DATASET RECORDS:
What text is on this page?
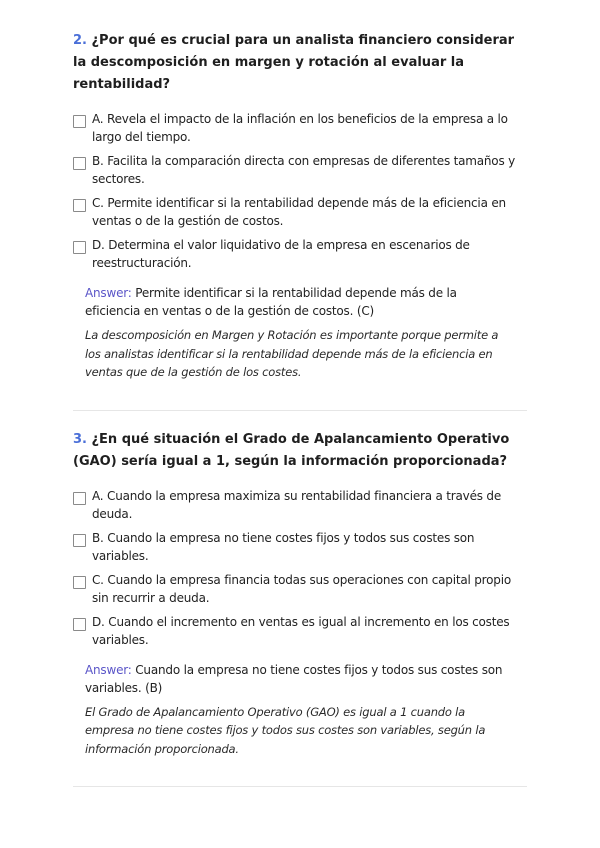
2. ¿Por qué es crucial para un analista financiero considerar la descomposición en margen y rotación al evaluar la rentabilidad?

A. Revela el impacto de la inflación en los beneficios de la empresa a lo largo del tiempo.
B. Facilita la comparación directa con empresas de diferentes tamaños y sectores.
C. Permite identificar si la rentabilidad depende más de la eficiencia en ventas o de la gestión de costos.
D. Determina el valor liquidativo de la empresa en escenarios de reestructuración.
Answer: Permite identificar si la rentabilidad depende más de la eficiencia en ventas o de la gestión de costos. (C)
La descomposición en Margen y Rotación es importante porque permite a los analistas identificar si la rentabilidad depende más de la eficiencia en ventas que de la gestión de los costes.

3. ¿En qué situación el Grado de Apalancamiento Operativo (GAO) sería igual a 1, según la información proporcionada?

A. Cuando la empresa maximiza su rentabilidad financiera a través de deuda.
B. Cuando la empresa no tiene costes fijos y todos sus costes son variables.
C. Cuando la empresa financia todas sus operaciones con capital propio sin recurrir a deuda.
D. Cuando el incremento en ventas es igual al incremento en los costes variables.
Answer: Cuando la empresa no tiene costes fijos y todos sus costes son variables. (B)
El Grado de Apalancamiento Operativo (GAO) es igual a 1 cuando la empresa no tiene costes fijos y todos sus costes son variables, según la información proporcionada.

EXERCISE REQUIREMENTS:
Return the entries unchanged, save for the pictures, which do not belong in the copy.

EXERCISE OUTPUT:
What text is on this page?
2. ¿Por qué es crucial para un analista financiero considerar la descomposición en margen y rotación al evaluar la rentabilidad?

A. Revela el impacto de la inflación en los beneficios de la empresa a lo largo del tiempo.
B. Facilita la comparación directa con empresas de diferentes tamaños y sectores.
C. Permite identificar si la rentabilidad depende más de la eficiencia en ventas o de la gestión de costos.
D. Determina el valor liquidativo de la empresa en escenarios de reestructuración.
Answer: Permite identificar si la rentabilidad depende más de la eficiencia en ventas o de la gestión de costos. (C)
La descomposición en Margen y Rotación es importante porque permite a los analistas identificar si la rentabilidad depende más de la eficiencia en ventas que de la gestión de los costes.

3. ¿En qué situación el Grado de Apalancamiento Operativo (GAO) sería igual a 1, según la información proporcionada?

A. Cuando la empresa maximiza su rentabilidad financiera a través de deuda.
B. Cuando la empresa no tiene costes fijos y todos sus costes son variables.
C. Cuando la empresa financia todas sus operaciones con capital propio sin recurrir a deuda.
D. Cuando el incremento en ventas es igual al incremento en los costes variables.
Answer: Cuando la empresa no tiene costes fijos y todos sus costes son variables. (B)
El Grado de Apalancamiento Operativo (GAO) es igual a 1 cuando la empresa no tiene costes fijos y todos sus costes son variables, según la información proporcionada.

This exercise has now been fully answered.